- _EXERCISE DETAILS_:
Beneath this task is a listing. State how many of its lines include the string "ยนหน", giving nothing but the number.

[Saved entries]

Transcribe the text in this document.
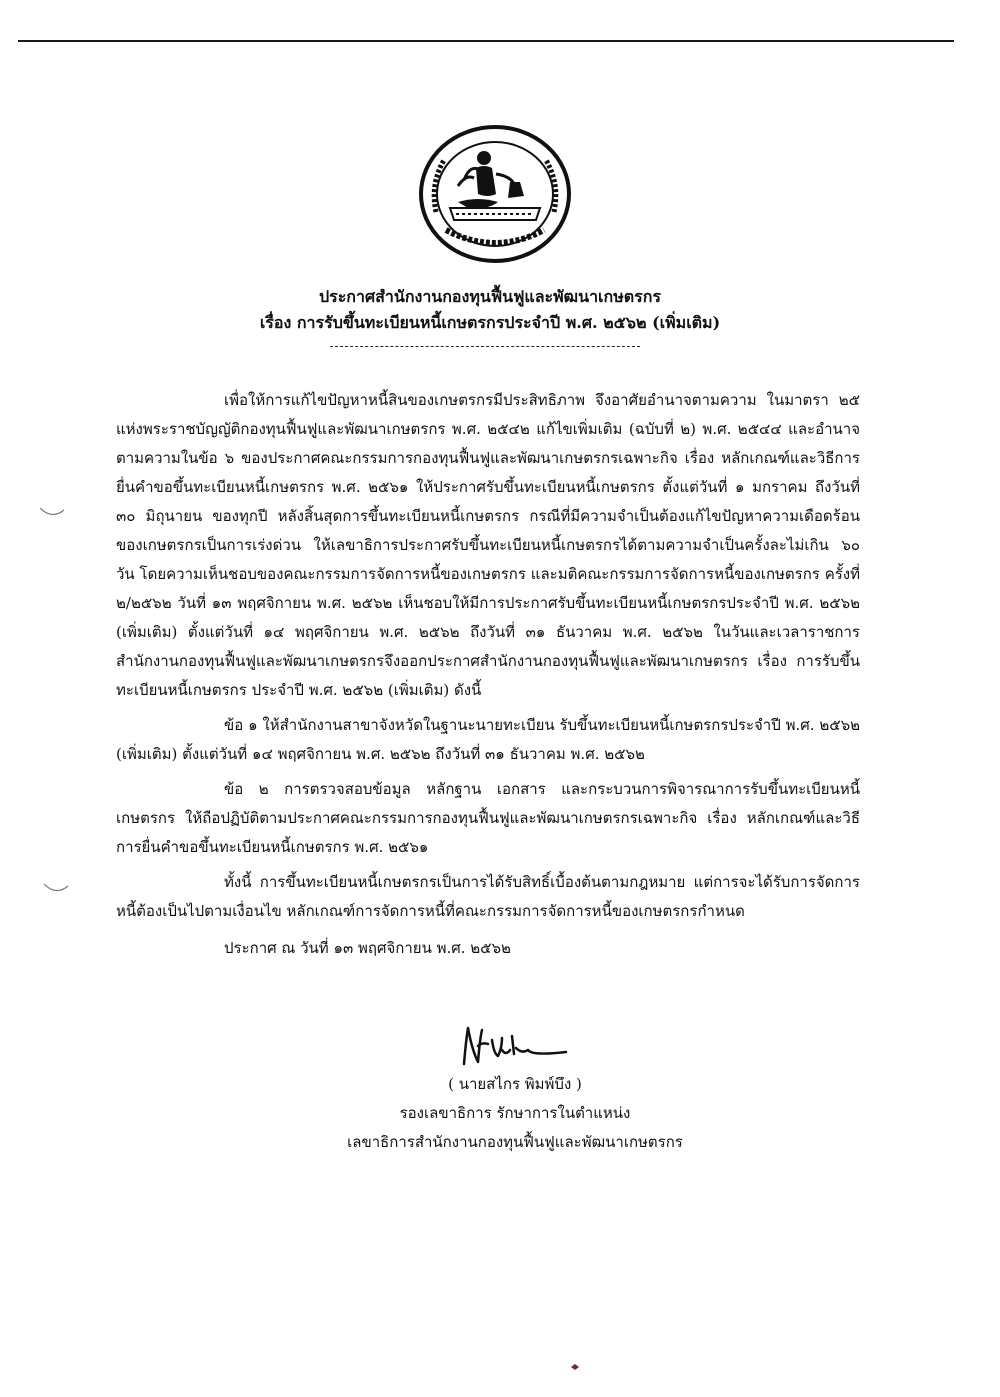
ประกาศสำนักงานกองทุนฟื้นฟูและพัฒนาเกษตรกร
เรื่อง การรับขึ้นทะเบียนหนี้เกษตรกรประจำปี พ.ศ. ๒๕๖๒ (เพิ่มเติม)

เพื่อให้การแก้ไขปัญหาหนี้สินของเกษตรกรมีประสิทธิภาพ จึงอาศัยอำนาจตามความ ในมาตรา ๒๕ แห่งพระราชบัญญัติกองทุนฟื้นฟูและพัฒนาเกษตรกร พ.ศ. ๒๕๔๒ แก้ไขเพิ่มเติม (ฉบับที่ ๒) พ.ศ. ๒๕๔๔ และอำนาจตามความในข้อ ๖ ของประกาศคณะกรรมการกองทุนฟื้นฟูและพัฒนาเกษตรกรเฉพาะกิจ เรื่อง หลักเกณฑ์และวิธีการยื่นคำขอขึ้นทะเบียนหนี้เกษตรกร พ.ศ. ๒๕๖๑ ให้ประกาศรับขึ้นทะเบียนหนี้เกษตรกร ตั้งแต่วันที่ ๑ มกราคม ถึงวันที่ ๓๐ มิถุนายน ของทุกปี หลังสิ้นสุดการขึ้นทะเบียนหนี้เกษตรกร กรณีที่มีความจำเป็นต้องแก้ไขปัญหาความเดือดร้อนของเกษตรกรเป็นการเร่งด่วน ให้เลขาธิการประกาศรับขึ้นทะเบียนหนี้เกษตรกรได้ตามความจำเป็นครั้งละไม่เกิน ๖๐ วัน โดยความเห็นชอบของคณะกรรมการจัดการหนี้ของเกษตรกร และมติคณะกรรมการจัดการหนี้ของเกษตรกร ครั้งที่ ๒/๒๕๖๒ วันที่ ๑๓ พฤศจิกายน พ.ศ. ๒๕๖๒ เห็นชอบให้มีการประกาศรับขึ้นทะเบียนหนี้เกษตรกรประจำปี พ.ศ. ๒๕๖๒ (เพิ่มเติม) ตั้งแต่วันที่ ๑๔ พฤศจิกายน พ.ศ. ๒๕๖๒ ถึงวันที่ ๓๑ ธันวาคม พ.ศ. ๒๕๖๒ ในวันและเวลาราชการ สำนักงานกองทุนฟื้นฟูและพัฒนาเกษตรกรจึงออกประกาศสำนักงานกองทุนฟื้นฟูและพัฒนาเกษตรกร เรื่อง การรับขึ้นทะเบียนหนี้เกษตรกร ประจำปี พ.ศ. ๒๕๖๒ (เพิ่มเติม) ดังนี้

ข้อ ๑ ให้สำนักงานสาขาจังหวัดในฐานะนายทะเบียน รับขึ้นทะเบียนหนี้เกษตรกรประจำปี พ.ศ. ๒๕๖๒ (เพิ่มเติม) ตั้งแต่วันที่ ๑๔ พฤศจิกายน พ.ศ. ๒๕๖๒ ถึงวันที่ ๓๑ ธันวาคม พ.ศ. ๒๕๖๒

ข้อ ๒ การตรวจสอบข้อมูล หลักฐาน เอกสาร และกระบวนการพิจารณาการรับขึ้นทะเบียนหนี้เกษตรกร ให้ถือปฏิบัติตามประกาศคณะกรรมการกองทุนฟื้นฟูและพัฒนาเกษตรกรเฉพาะกิจ เรื่อง หลักเกณฑ์และวิธีการยื่นคำขอขึ้นทะเบียนหนี้เกษตรกร พ.ศ. ๒๕๖๑

ทั้งนี้ การขึ้นทะเบียนหนี้เกษตรกรเป็นการได้รับสิทธิ์เบื้องต้นตามกฎหมาย แต่การจะได้รับการจัดการหนี้ต้องเป็นไปตามเงื่อนไข หลักเกณฑ์การจัดการหนี้ที่คณะกรรมการจัดการหนี้ของเกษตรกรกำหนด

ประกาศ ณ วันที่ ๑๓ พฤศจิกายน พ.ศ. ๒๕๖๒

( นายสไกร พิมพ์บึง )
รองเลขาธิการ รักษาการในตำแหน่ง
เลขาธิการสำนักงานกองทุนฟื้นฟูและพัฒนาเกษตรกร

- _WORKED ANSWER_:
5